Task: Return the entries below verbatim. Pictures stay out.

[Records shown start]

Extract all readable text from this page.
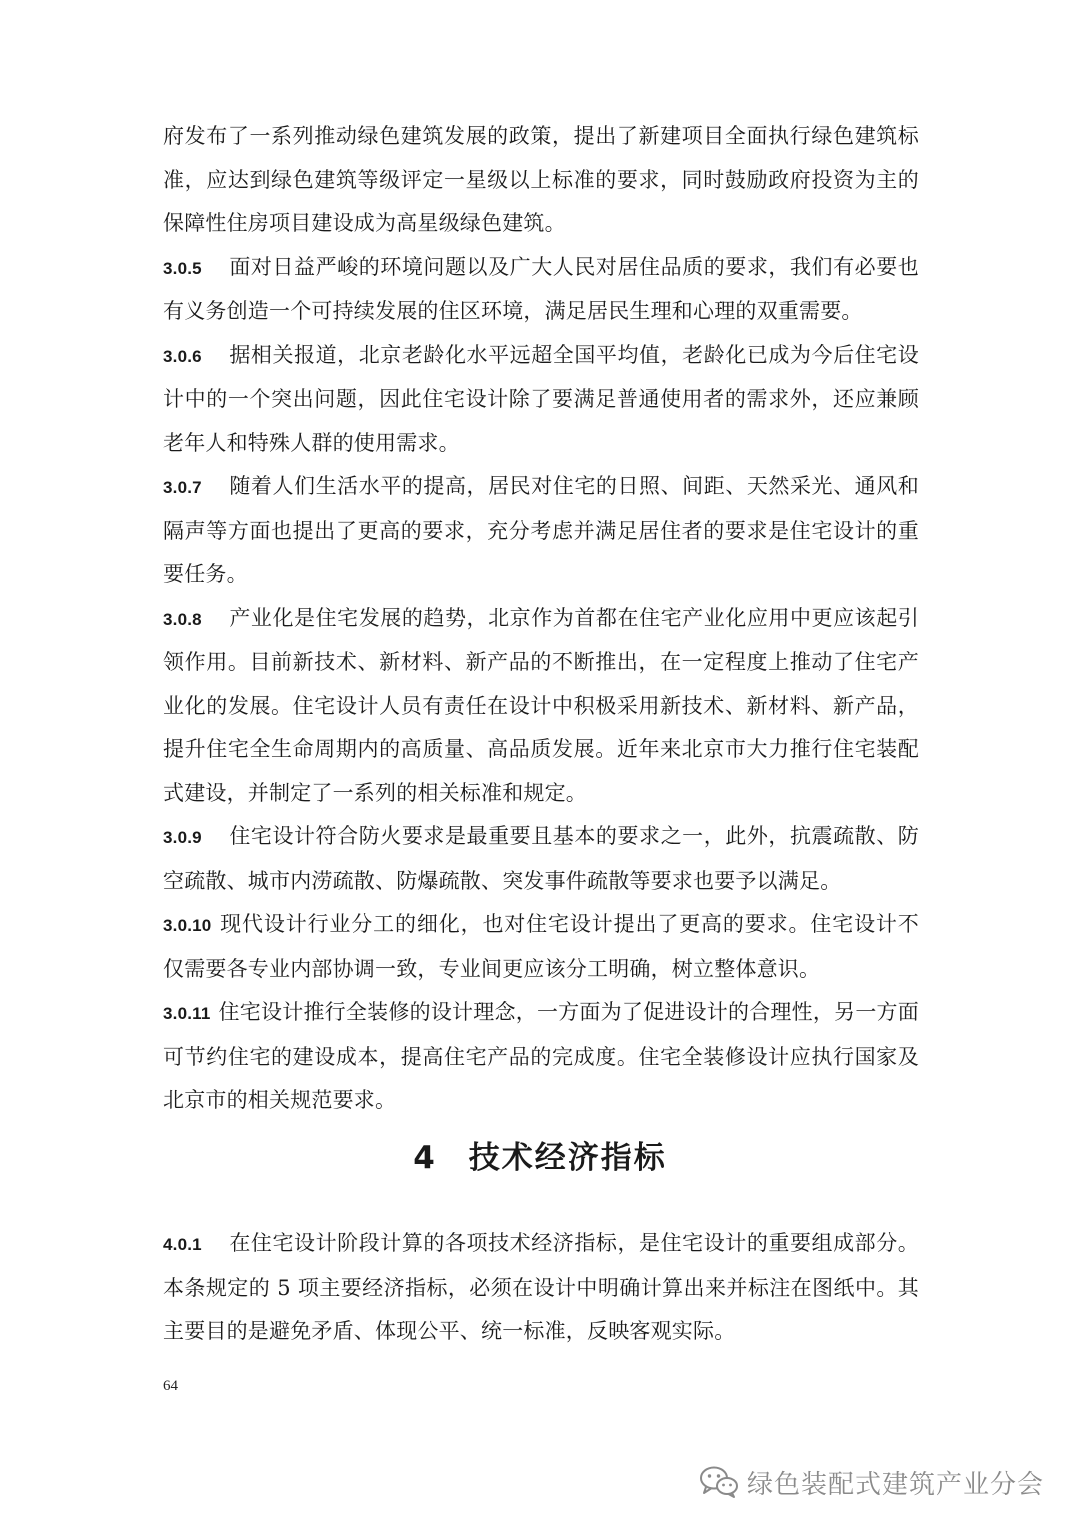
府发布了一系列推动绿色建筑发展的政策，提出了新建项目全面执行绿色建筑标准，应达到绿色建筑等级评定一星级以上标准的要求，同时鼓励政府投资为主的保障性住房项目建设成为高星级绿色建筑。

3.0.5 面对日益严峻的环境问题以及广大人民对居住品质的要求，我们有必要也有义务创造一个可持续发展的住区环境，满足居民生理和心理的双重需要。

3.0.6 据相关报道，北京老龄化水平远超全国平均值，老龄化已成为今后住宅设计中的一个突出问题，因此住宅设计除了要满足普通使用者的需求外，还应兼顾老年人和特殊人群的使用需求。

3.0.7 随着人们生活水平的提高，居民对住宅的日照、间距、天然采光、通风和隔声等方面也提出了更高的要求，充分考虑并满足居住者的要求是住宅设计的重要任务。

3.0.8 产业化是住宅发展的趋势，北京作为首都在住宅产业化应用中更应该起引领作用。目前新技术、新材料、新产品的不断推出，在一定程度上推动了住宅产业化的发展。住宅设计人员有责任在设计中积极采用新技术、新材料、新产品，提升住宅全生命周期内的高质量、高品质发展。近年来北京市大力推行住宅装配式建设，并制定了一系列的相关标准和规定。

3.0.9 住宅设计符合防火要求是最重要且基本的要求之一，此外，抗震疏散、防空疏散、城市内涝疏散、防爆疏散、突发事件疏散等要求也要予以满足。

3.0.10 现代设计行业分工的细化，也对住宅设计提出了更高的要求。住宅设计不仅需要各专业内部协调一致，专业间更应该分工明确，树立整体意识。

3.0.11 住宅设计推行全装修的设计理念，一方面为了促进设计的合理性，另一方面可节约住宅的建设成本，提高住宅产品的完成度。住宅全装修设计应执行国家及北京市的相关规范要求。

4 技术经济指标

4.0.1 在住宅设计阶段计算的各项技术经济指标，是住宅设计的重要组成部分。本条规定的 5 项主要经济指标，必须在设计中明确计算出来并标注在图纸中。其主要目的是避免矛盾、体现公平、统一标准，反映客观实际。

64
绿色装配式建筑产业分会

[Records shown end]

Answer below:
Extract all readable text from this page.
府发布了一系列推动绿色建筑发展的政策，提出了新建项目全面执行绿色建筑标准，应达到绿色建筑等级评定一星级以上标准的要求，同时鼓励政府投资为主的保障性住房项目建设成为高星级绿色建筑。

3.0.5 面对日益严峻的环境问题以及广大人民对居住品质的要求，我们有必要也有义务创造一个可持续发展的住区环境，满足居民生理和心理的双重需要。

3.0.6 据相关报道，北京老龄化水平远超全国平均值，老龄化已成为今后住宅设计中的一个突出问题，因此住宅设计除了要满足普通使用者的需求外，还应兼顾老年人和特殊人群的使用需求。

3.0.7 随着人们生活水平的提高，居民对住宅的日照、间距、天然采光、通风和隔声等方面也提出了更高的要求，充分考虑并满足居住者的要求是住宅设计的重要任务。

3.0.8 产业化是住宅发展的趋势，北京作为首都在住宅产业化应用中更应该起引领作用。目前新技术、新材料、新产品的不断推出，在一定程度上推动了住宅产业化的发展。住宅设计人员有责任在设计中积极采用新技术、新材料、新产品，提升住宅全生命周期内的高质量、高品质发展。近年来北京市大力推行住宅装配式建设，并制定了一系列的相关标准和规定。

3.0.9 住宅设计符合防火要求是最重要且基本的要求之一，此外，抗震疏散、防空疏散、城市内涝疏散、防爆疏散、突发事件疏散等要求也要予以满足。

3.0.10 现代设计行业分工的细化，也对住宅设计提出了更高的要求。住宅设计不仅需要各专业内部协调一致，专业间更应该分工明确，树立整体意识。

3.0.11 住宅设计推行全装修的设计理念，一方面为了促进设计的合理性，另一方面可节约住宅的建设成本，提高住宅产品的完成度。住宅全装修设计应执行国家及北京市的相关规范要求。

4 技术经济指标

4.0.1 在住宅设计阶段计算的各项技术经济指标，是住宅设计的重要组成部分。本条规定的 5 项主要经济指标，必须在设计中明确计算出来并标注在图纸中。其主要目的是避免矛盾、体现公平、统一标准，反映客观实际。

64
绿色装配式建筑产业分会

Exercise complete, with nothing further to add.